Start of Dataset extract

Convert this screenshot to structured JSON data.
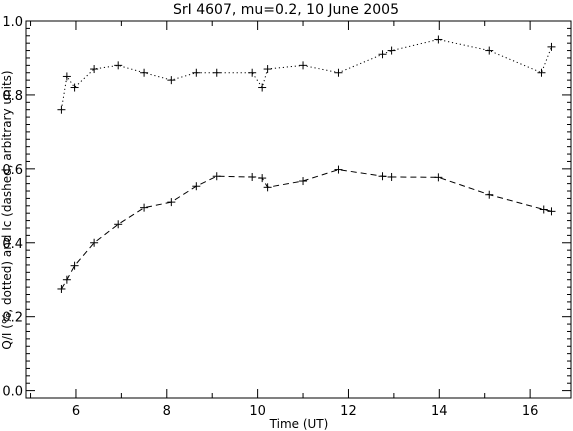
{
  "chart_data": {
    "type": "line",
    "title": "SrI 4607, mu=0.2, 10 June 2005",
    "xlabel": "Time (UT)",
    "ylabel": "Q/I (%, dotted) and Ic (dashed, arbitrary units)",
    "xlim": [
      4.9,
      16.9
    ],
    "ylim": [
      -0.02,
      1.0
    ],
    "xticks": [
      6,
      8,
      10,
      12,
      14,
      16
    ],
    "yticks": [
      0.0,
      0.2,
      0.4,
      0.6,
      0.8,
      1.0
    ],
    "xtick_labels": [
      "6",
      "8",
      "10",
      "12",
      "14",
      "16"
    ],
    "ytick_labels": [
      "0.0",
      "0.2",
      "0.4",
      "0.6",
      "0.8",
      "1.0"
    ],
    "grid": false,
    "series": [
      {
        "line_style": "dotted",
        "marker": "plus",
        "x": [
          5.68,
          5.8,
          5.97,
          6.4,
          6.93,
          7.5,
          8.1,
          8.65,
          9.1,
          9.88,
          10.1,
          10.22,
          11.0,
          11.78,
          12.75,
          12.95,
          13.98,
          15.1,
          16.25,
          16.47
        ],
        "y": [
          0.76,
          0.85,
          0.82,
          0.87,
          0.88,
          0.86,
          0.84,
          0.86,
          0.86,
          0.86,
          0.82,
          0.87,
          0.88,
          0.86,
          0.91,
          0.92,
          0.95,
          0.92,
          0.86,
          0.93
        ]
      },
      {
        "line_style": "dashed",
        "marker": "plus",
        "x": [
          5.68,
          5.8,
          5.97,
          6.4,
          6.93,
          7.5,
          8.1,
          8.65,
          9.1,
          9.88,
          10.1,
          10.22,
          11.0,
          11.78,
          12.75,
          12.95,
          13.98,
          15.1,
          16.3,
          16.47
        ],
        "y": [
          0.275,
          0.3,
          0.338,
          0.4,
          0.45,
          0.495,
          0.51,
          0.553,
          0.58,
          0.578,
          0.575,
          0.55,
          0.567,
          0.598,
          0.58,
          0.578,
          0.577,
          0.53,
          0.49,
          0.485
        ]
      }
    ]
  }
}
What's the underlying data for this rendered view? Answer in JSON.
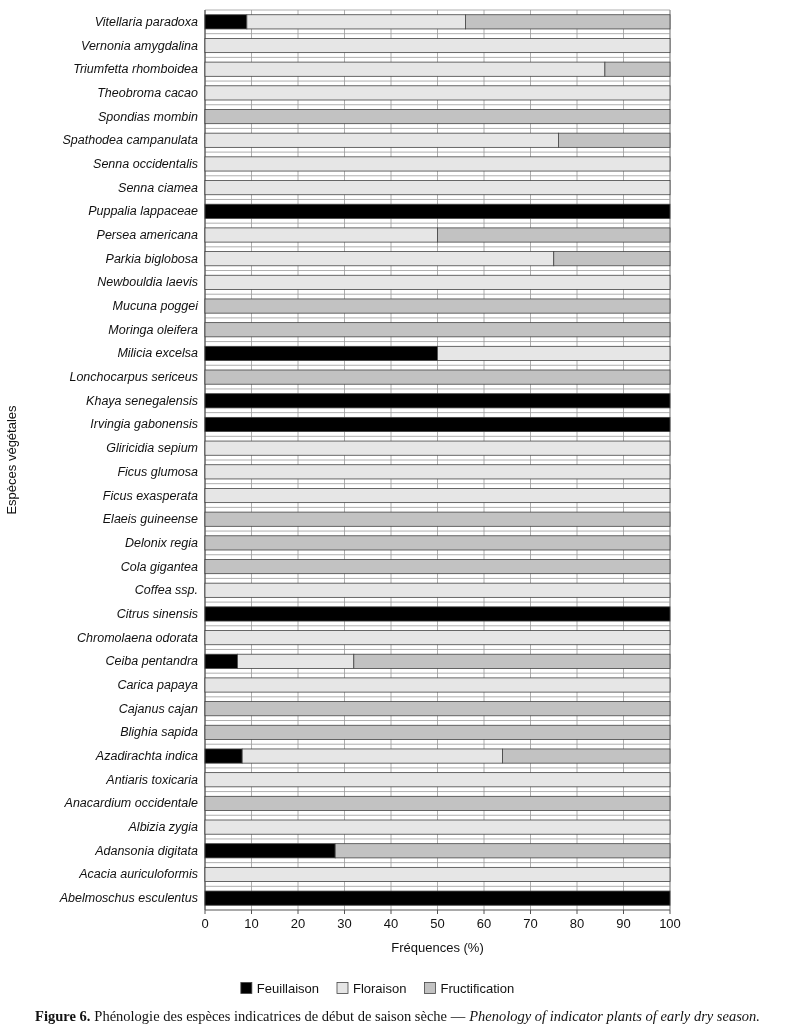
{
  "chart_data": {
    "type": "bar",
    "orientation": "horizontal",
    "stacked": true,
    "xlabel": "Fréquences (%)",
    "ylabel": "Espèces végétales",
    "categories": [
      "Vitellaria paradoxa",
      "Vernonia amygdalina",
      "Triumfetta rhomboidea",
      "Theobroma cacao",
      "Spondias mombin",
      "Spathodea campanulata",
      "Senna occidentalis",
      "Senna ciamea",
      "Puppalia lappaceae",
      "Persea americana",
      "Parkia biglobosa",
      "Newbouldia laevis",
      "Mucuna poggei",
      "Moringa oleifera",
      "Milicia excelsa",
      "Lonchocarpus sericeus",
      "Khaya senegalensis",
      "Irvingia gabonensis",
      "Gliricidia sepium",
      "Ficus glumosa",
      "Ficus exasperata",
      "Elaeis guineense",
      "Delonix regia",
      "Cola gigantea",
      "Coffea ssp.",
      "Citrus sinensis",
      "Chromolaena odorata",
      "Ceiba pentandra",
      "Carica papaya",
      "Cajanus cajan",
      "Blighia sapida",
      "Azadirachta indica",
      "Antiaris toxicaria",
      "Anacardium occidentale",
      "Albizia zygia",
      "Adansonia digitata",
      "Acacia auriculoformis",
      "Abelmoschus esculentus"
    ],
    "series": [
      {
        "name": "Feuillaison",
        "color": "#000000",
        "values": [
          9,
          0,
          0,
          0,
          0,
          0,
          0,
          0,
          100,
          0,
          0,
          0,
          0,
          0,
          50,
          0,
          100,
          100,
          0,
          0,
          0,
          0,
          0,
          0,
          0,
          100,
          0,
          7,
          0,
          0,
          0,
          8,
          0,
          0,
          0,
          28,
          0,
          100
        ]
      },
      {
        "name": "Floraison",
        "color": "#e6e6e6",
        "values": [
          47,
          100,
          86,
          100,
          0,
          76,
          100,
          100,
          0,
          50,
          75,
          100,
          0,
          0,
          50,
          0,
          0,
          0,
          100,
          100,
          100,
          0,
          0,
          0,
          100,
          0,
          100,
          25,
          100,
          0,
          0,
          56,
          100,
          0,
          100,
          0,
          100,
          0
        ]
      },
      {
        "name": "Fructification",
        "color": "#c2c2c2",
        "values": [
          44,
          0,
          14,
          0,
          100,
          24,
          0,
          0,
          0,
          50,
          25,
          0,
          100,
          100,
          0,
          100,
          0,
          0,
          0,
          0,
          0,
          100,
          100,
          100,
          0,
          0,
          0,
          68,
          0,
          100,
          100,
          36,
          0,
          100,
          0,
          72,
          0,
          0
        ]
      }
    ],
    "xlim": [
      0,
      100
    ],
    "xticks": [
      0,
      10,
      20,
      30,
      40,
      50,
      60,
      70,
      80,
      90,
      100
    ],
    "grid": true,
    "legend": "bottom",
    "annotations": [
      "Figure 6.",
      "Phénologie des espèces indicatrices de début de saison sèche —",
      "Phenology of indicator plants of early dry season."
    ]
  }
}
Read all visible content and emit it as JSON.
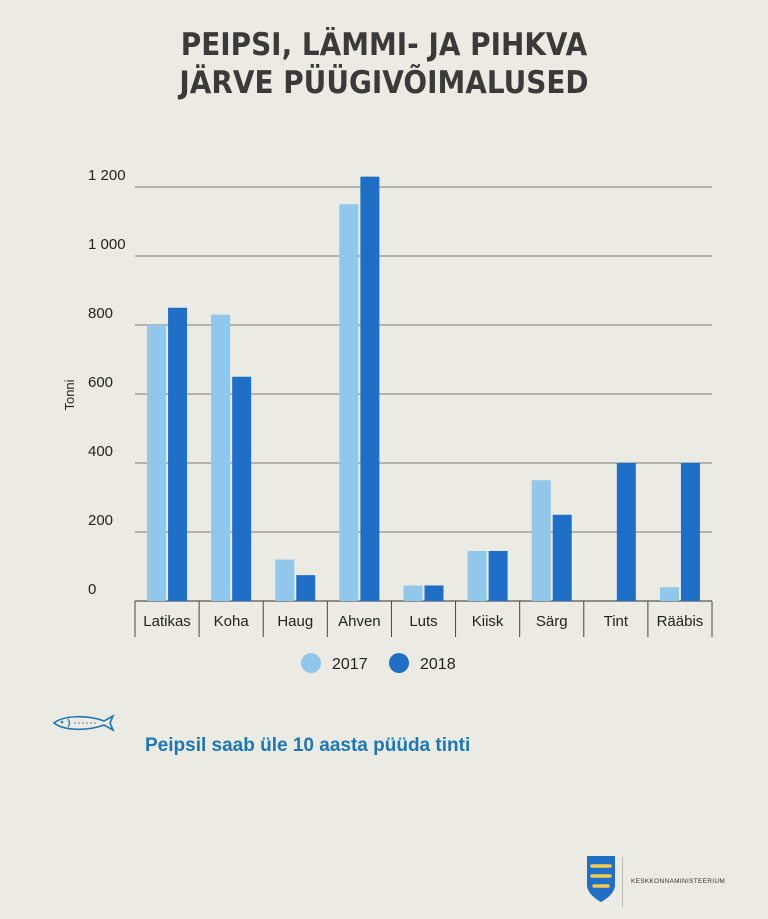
{
  "title_line1": "PEIPSI, LÄMMI- JA PIHKVA",
  "title_line2": "JÄRVE PÜÜGIVÕIMALUSED",
  "tagline": "Peipsil saab üle 10 aasta püüda tinti",
  "logo_text": "Keskkonnaministeerium",
  "chart_data": {
    "type": "bar",
    "title": "PEIPSI, LÄMMI- JA PIHKVA JÄRVE PÜÜGIVÕIMALUSED",
    "ylabel": "Tonni",
    "xlabel": "",
    "ylim": [
      0,
      1200
    ],
    "yticks": [
      0,
      200,
      400,
      600,
      800,
      1000,
      1200
    ],
    "ytick_labels": [
      "0",
      "200",
      "400",
      "600",
      "800",
      "1 000",
      "1 200"
    ],
    "grid": true,
    "legend_position": "bottom",
    "categories": [
      "Latikas",
      "Koha",
      "Haug",
      "Ahven",
      "Luts",
      "Kiisk",
      "Särg",
      "Tint",
      "Rääbis"
    ],
    "series": [
      {
        "name": "2017",
        "color": "#90c7ea",
        "values": [
          800,
          830,
          120,
          1150,
          45,
          145,
          350,
          0,
          40
        ]
      },
      {
        "name": "2018",
        "color": "#1f6fc6",
        "values": [
          850,
          650,
          75,
          1230,
          45,
          145,
          250,
          400,
          400
        ]
      }
    ]
  }
}
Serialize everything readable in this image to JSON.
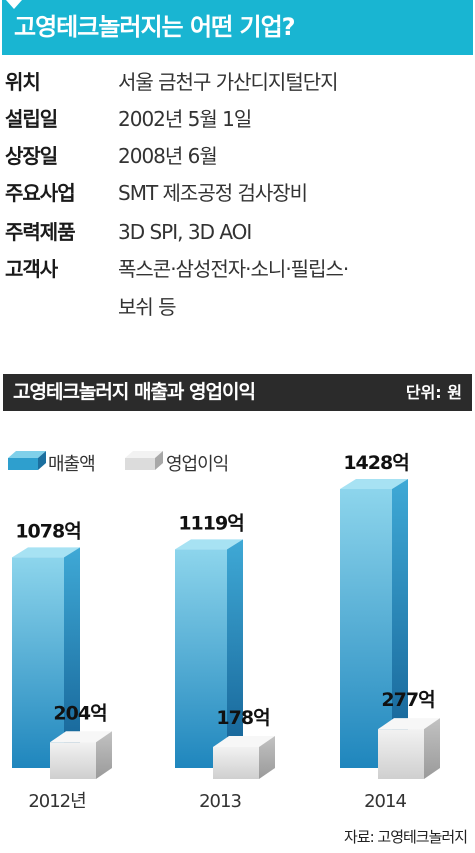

End of Dataset extract

**Task goal**. How many of the listing's lines contain "PIHKVA"? Respond with a single number and nothing else.

**Exercise result**. 2